§ **What this task involves**: Restate each of the lines given below, word for word.

(Records from a data source)
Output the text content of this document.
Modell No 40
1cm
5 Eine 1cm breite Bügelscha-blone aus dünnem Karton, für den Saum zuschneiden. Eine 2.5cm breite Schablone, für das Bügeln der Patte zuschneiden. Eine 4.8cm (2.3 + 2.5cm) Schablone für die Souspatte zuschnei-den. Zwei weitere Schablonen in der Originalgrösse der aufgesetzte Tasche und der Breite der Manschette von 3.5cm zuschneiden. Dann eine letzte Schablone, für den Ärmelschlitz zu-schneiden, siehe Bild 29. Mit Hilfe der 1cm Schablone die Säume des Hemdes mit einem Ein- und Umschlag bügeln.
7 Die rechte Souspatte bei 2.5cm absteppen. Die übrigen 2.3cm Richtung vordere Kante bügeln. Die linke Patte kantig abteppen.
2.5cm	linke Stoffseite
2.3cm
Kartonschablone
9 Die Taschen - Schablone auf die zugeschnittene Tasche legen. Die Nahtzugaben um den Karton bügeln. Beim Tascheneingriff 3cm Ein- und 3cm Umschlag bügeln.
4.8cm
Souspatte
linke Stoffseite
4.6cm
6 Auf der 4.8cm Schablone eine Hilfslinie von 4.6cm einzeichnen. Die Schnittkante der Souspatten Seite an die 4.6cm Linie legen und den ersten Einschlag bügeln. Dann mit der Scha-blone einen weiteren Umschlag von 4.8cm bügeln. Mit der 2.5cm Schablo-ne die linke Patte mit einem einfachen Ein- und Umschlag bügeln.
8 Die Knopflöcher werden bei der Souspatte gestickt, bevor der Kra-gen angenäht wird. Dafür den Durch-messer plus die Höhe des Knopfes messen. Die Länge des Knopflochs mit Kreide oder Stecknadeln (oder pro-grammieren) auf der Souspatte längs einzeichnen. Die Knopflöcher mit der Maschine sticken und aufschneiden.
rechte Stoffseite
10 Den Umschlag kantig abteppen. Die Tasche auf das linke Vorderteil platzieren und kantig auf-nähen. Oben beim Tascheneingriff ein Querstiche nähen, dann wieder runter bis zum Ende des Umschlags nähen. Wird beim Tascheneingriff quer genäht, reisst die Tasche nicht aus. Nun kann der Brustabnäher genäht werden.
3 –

§ **Correct response**:
Output the text content of this document.
Modell No 40
1cm
5 Eine 1cm breite Bügelscha-blone aus dünnem Karton, für den Saum zuschneiden. Eine 2.5cm breite Schablone, für das Bügeln der Patte zuschneiden. Eine 4.8cm (2.3 + 2.5cm) Schablone für die Souspatte zuschnei-den. Zwei weitere Schablonen in der Originalgrösse der aufgesetzte Tasche und der Breite der Manschette von 3.5cm zuschneiden. Dann eine letzte Schablone, für den Ärmelschlitz zu-schneiden, siehe Bild 29. Mit Hilfe der 1cm Schablone die Säume des Hemdes mit einem Ein- und Umschlag bügeln.
7 Die rechte Souspatte bei 2.5cm absteppen. Die übrigen 2.3cm Richtung vordere Kante bügeln. Die linke Patte kantig abteppen.
2.5cm	linke Stoffseite
2.3cm
Kartonschablone
9 Die Taschen - Schablone auf die zugeschnittene Tasche legen. Die Nahtzugaben um den Karton bügeln. Beim Tascheneingriff 3cm Ein- und 3cm Umschlag bügeln.
4.8cm
Souspatte
linke Stoffseite
4.6cm
6 Auf der 4.8cm Schablone eine Hilfslinie von 4.6cm einzeichnen. Die Schnittkante der Souspatten Seite an die 4.6cm Linie legen und den ersten Einschlag bügeln. Dann mit der Scha-blone einen weiteren Umschlag von 4.8cm bügeln. Mit der 2.5cm Schablo-ne die linke Patte mit einem einfachen Ein- und Umschlag bügeln.
8 Die Knopflöcher werden bei der Souspatte gestickt, bevor der Kra-gen angenäht wird. Dafür den Durch-messer plus die Höhe des Knopfes messen. Die Länge des Knopflochs mit Kreide oder Stecknadeln (oder pro-grammieren) auf der Souspatte längs einzeichnen. Die Knopflöcher mit der Maschine sticken und aufschneiden.
rechte Stoffseite
10 Den Umschlag kantig abteppen. Die Tasche auf das linke Vorderteil platzieren und kantig auf-nähen. Oben beim Tascheneingriff ein Querstiche nähen, dann wieder runter bis zum Ende des Umschlags nähen. Wird beim Tascheneingriff quer genäht, reisst die Tasche nicht aus. Nun kann der Brustabnäher genäht werden.
3 –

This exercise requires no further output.